OBJECTIVE
The entries are to be returned exactly, with images left out.

** Start EXTRACTED ENTRIES **

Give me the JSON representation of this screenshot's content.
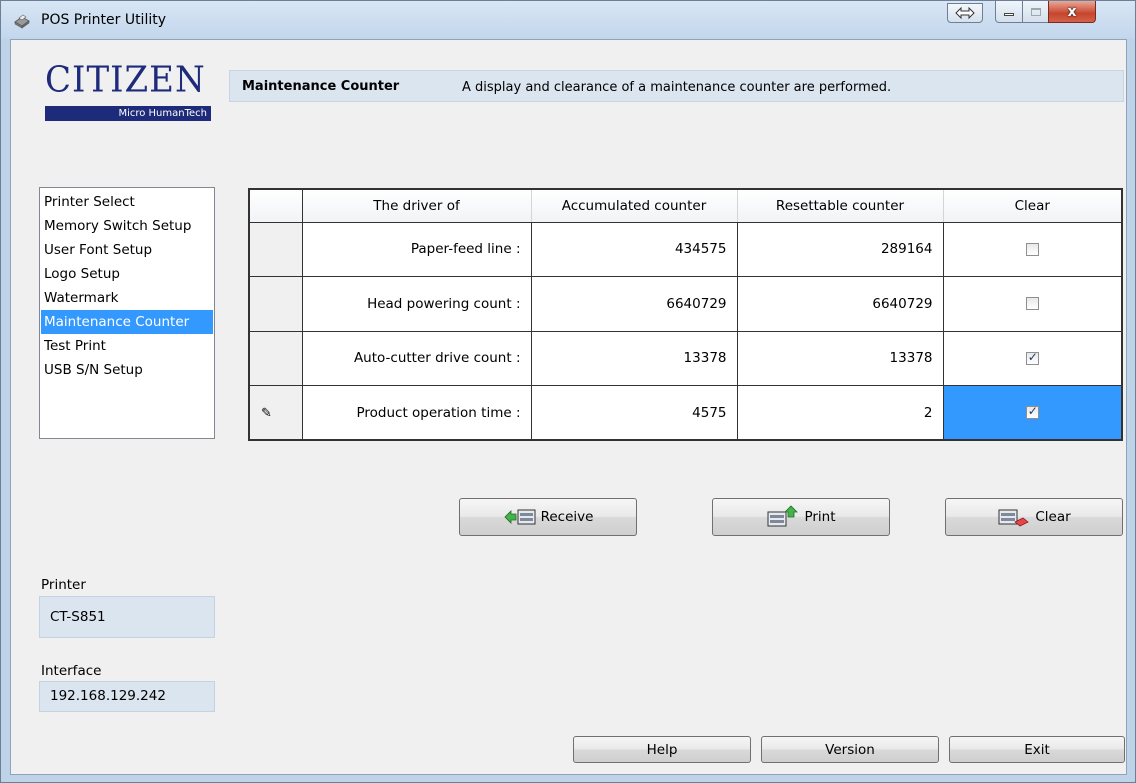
{
  "window": {
    "title": "POS Printer Utility"
  },
  "logo": {
    "brand": "CITIZEN",
    "subtitle": "Micro HumanTech"
  },
  "header": {
    "title": "Maintenance Counter",
    "description": "A display and clearance of a maintenance counter are performed."
  },
  "sidebar": {
    "items": [
      {
        "label": "Printer Select",
        "selected": false
      },
      {
        "label": "Memory Switch Setup",
        "selected": false
      },
      {
        "label": "User Font Setup",
        "selected": false
      },
      {
        "label": "Logo Setup",
        "selected": false
      },
      {
        "label": "Watermark",
        "selected": false
      },
      {
        "label": "Maintenance Counter",
        "selected": true
      },
      {
        "label": "Test Print",
        "selected": false
      },
      {
        "label": "USB S/N Setup",
        "selected": false
      }
    ]
  },
  "table": {
    "columns": [
      "The driver of",
      "Accumulated counter",
      "Resettable counter",
      "Clear"
    ],
    "rows": [
      {
        "label": "Paper-feed line :",
        "accumulated": "434575",
        "resettable": "289164",
        "clear": false
      },
      {
        "label": "Head powering count :",
        "accumulated": "6640729",
        "resettable": "6640729",
        "clear": false
      },
      {
        "label": "Auto-cutter drive count :",
        "accumulated": "13378",
        "resettable": "13378",
        "clear": true
      },
      {
        "label": "Product operation time :",
        "accumulated": "4575",
        "resettable": "2",
        "clear": true
      }
    ]
  },
  "actions": {
    "receive_label": "Receive",
    "print_label": "Print",
    "clear_label": "Clear"
  },
  "printer": {
    "label": "Printer",
    "value": "CT-S851"
  },
  "interface": {
    "label": "Interface",
    "value": "192.168.129.242"
  },
  "footer": {
    "help_label": "Help",
    "version_label": "Version",
    "exit_label": "Exit"
  },
  "colors": {
    "selection": "#3399ff",
    "header_band": "#dbe5ef",
    "logo_blue": "#1d2b7a"
  }
}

** End EXTRACTED ENTRIES **

SOLUTION FOR THIS TASK
Give me the JSON representation of this screenshot's content.
{
  "window": {
    "title": "POS Printer Utility"
  },
  "logo": {
    "brand": "CITIZEN",
    "subtitle": "Micro HumanTech"
  },
  "header": {
    "title": "Maintenance Counter",
    "description": "A display and clearance of a maintenance counter are performed."
  },
  "sidebar": {
    "items": [
      {
        "label": "Printer Select",
        "selected": false
      },
      {
        "label": "Memory Switch Setup",
        "selected": false
      },
      {
        "label": "User Font Setup",
        "selected": false
      },
      {
        "label": "Logo Setup",
        "selected": false
      },
      {
        "label": "Watermark",
        "selected": false
      },
      {
        "label": "Maintenance Counter",
        "selected": true
      },
      {
        "label": "Test Print",
        "selected": false
      },
      {
        "label": "USB S/N Setup",
        "selected": false
      }
    ]
  },
  "table": {
    "columns": [
      "The driver of",
      "Accumulated counter",
      "Resettable counter",
      "Clear"
    ],
    "rows": [
      {
        "label": "Paper-feed line :",
        "accumulated": "434575",
        "resettable": "289164",
        "clear": false
      },
      {
        "label": "Head powering count :",
        "accumulated": "6640729",
        "resettable": "6640729",
        "clear": false
      },
      {
        "label": "Auto-cutter drive count :",
        "accumulated": "13378",
        "resettable": "13378",
        "clear": true
      },
      {
        "label": "Product operation time :",
        "accumulated": "4575",
        "resettable": "2",
        "clear": true
      }
    ]
  },
  "actions": {
    "receive_label": "Receive",
    "print_label": "Print",
    "clear_label": "Clear"
  },
  "printer": {
    "label": "Printer",
    "value": "CT-S851"
  },
  "interface": {
    "label": "Interface",
    "value": "192.168.129.242"
  },
  "footer": {
    "help_label": "Help",
    "version_label": "Version",
    "exit_label": "Exit"
  },
  "colors": {
    "selection": "#3399ff",
    "header_band": "#dbe5ef",
    "logo_blue": "#1d2b7a"
  }
}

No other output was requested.